Document excerpt:
— Begin —
But because of unforeseen circumstances, the aromas of goods designed for the sweet tooth have been replaced with the fragrances of designers from around the world, which can be had right here in Pendleton.

Steele began making perfumes, colognes, body oils, skin moisturizers and soaps about seven years ago in what started as a fun hobby making candles. She makes and packages the scents in her home and distributes them worldwide, with customers in the United Kingdom, Thailand, the United Arab Emirates and Estonia, where the price of goods can soar.

“I have one fragrance that is very popular but is extremely pricey,” Steele said. “Killian is the name, ‘Back to Black’ and ‘Straight From Heaven’. And this lady from Estonia bought them from me because they are $500 to $600 per bottle where she lives. Well, they’re $475 here, so she bought multiple bottles from me.”
— End —
Dataset excerpts
— Begin —
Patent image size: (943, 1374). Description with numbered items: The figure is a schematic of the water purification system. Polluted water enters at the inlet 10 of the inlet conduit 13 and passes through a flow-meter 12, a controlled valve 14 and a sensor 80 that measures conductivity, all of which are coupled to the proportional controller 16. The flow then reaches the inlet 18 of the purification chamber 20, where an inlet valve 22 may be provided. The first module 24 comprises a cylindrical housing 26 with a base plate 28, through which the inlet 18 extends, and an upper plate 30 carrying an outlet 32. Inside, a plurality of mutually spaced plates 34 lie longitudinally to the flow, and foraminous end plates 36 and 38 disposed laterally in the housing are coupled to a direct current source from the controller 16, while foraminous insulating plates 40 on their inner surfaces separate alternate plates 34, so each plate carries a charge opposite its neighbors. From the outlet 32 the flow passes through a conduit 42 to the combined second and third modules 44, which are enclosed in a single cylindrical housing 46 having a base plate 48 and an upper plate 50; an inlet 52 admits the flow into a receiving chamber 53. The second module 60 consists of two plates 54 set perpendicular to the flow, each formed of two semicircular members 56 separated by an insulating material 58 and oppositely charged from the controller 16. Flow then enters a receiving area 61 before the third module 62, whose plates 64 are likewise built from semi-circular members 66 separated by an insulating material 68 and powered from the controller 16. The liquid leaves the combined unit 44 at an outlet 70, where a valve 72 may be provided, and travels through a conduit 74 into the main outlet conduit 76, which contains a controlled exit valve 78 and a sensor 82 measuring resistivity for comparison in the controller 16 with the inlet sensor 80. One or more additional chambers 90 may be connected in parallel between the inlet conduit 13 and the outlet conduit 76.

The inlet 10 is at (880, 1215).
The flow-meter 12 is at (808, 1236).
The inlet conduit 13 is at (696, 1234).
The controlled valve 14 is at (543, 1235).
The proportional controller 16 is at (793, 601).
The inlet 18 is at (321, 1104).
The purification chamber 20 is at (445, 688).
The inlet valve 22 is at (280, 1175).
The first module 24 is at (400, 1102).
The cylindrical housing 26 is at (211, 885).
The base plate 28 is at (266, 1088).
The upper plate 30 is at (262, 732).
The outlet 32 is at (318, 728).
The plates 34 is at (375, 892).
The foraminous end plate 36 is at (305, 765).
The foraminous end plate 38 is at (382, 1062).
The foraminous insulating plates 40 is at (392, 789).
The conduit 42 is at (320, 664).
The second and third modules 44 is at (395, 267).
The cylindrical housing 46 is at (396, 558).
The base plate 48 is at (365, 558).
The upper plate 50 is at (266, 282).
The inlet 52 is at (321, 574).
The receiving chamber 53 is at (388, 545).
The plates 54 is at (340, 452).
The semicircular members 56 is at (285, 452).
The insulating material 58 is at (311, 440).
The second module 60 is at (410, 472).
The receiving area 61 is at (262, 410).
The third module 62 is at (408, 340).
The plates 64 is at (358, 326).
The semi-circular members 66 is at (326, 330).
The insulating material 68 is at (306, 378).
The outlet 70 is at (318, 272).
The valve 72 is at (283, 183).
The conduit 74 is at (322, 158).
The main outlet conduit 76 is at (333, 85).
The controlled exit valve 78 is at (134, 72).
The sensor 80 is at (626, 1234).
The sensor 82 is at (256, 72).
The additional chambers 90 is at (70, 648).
— End —
Problems to solve:
1. Retype the entries, beginning with their first line and stopping after the line that contains "The inlet conduit 13 is at (696, 1234).", with both of those lines included.
2. Extend the passage about Steele's fragrance business by writing what comes next after its final sentence.

Exercise responses:
1.
Patent image size: (943, 1374). Description with numbered items: The figure is a schematic of the water purification system. Polluted water enters at the inlet 10 of the inlet conduit 13 and passes through a flow-meter 12, a controlled valve 14 and a sensor 80 that measures conductivity, all of which are coupled to the proportional controller 16. The flow then reaches the inlet 18 of the purification chamber 20, where an inlet valve 22 may be provided. The first module 24 comprises a cylindrical housing 26 with a base plate 28, through which the inlet 18 extends, and an upper plate 30 carrying an outlet 32. Inside, a plurality of mutually spaced plates 34 lie longitudinally to the flow, and foraminous end plates 36 and 38 disposed laterally in the housing are coupled to a direct current source from the controller 16, while foraminous insulating plates 40 on their inner surfaces separate alternate plates 34, so each plate carries a charge opposite its neighbors. From the outlet 32 the flow passes through a conduit 42 to the combined second and third modules 44, which are enclosed in a single cylindrical housing 46 having a base plate 48 and an upper plate 50; an inlet 52 admits the flow into a receiving chamber 53. The second module 60 consists of two plates 54 set perpendicular to the flow, each formed of two semicircular members 56 separated by an insulating material 58 and oppositely charged from the controller 16. Flow then enters a receiving area 61 before the third module 62, whose plates 64 are likewise built from semi-circular members 66 separated by an insulating material 68 and powered from the controller 16. The liquid leaves the combined unit 44 at an outlet 70, where a valve 72 may be provided, and travels through a conduit 74 into the main outlet conduit 76, which contains a controlled exit valve 78 and a sensor 82 measuring resistivity for comparison in the controller 16 with the inlet sensor 80. One or more additional chambers 90 may be connected in parallel between the inlet conduit 13 and the outlet conduit 76.

The inlet 10 is at (880, 1215).
The flow-meter 12 is at (808, 1236).
The inlet conduit 13 is at (696, 1234).

2.
Her prices are lower than the designers because she doesn’t have the same packaging and marketing costs, she said. Steele does the distribution work herself through Facebook and Etsy pages, where more than 900 items are available for order, including her own original creations.

“There is something for everyone,” she said. “Hands down, the most popular is Le Labo Santal number 33. It is a unisex fragrance; for some reason, people order three or four bottles at a time. Roll-on, oil, you name it, they’ll take it any way they can get it. They love that stuff; it’s a leather earthy undertone.”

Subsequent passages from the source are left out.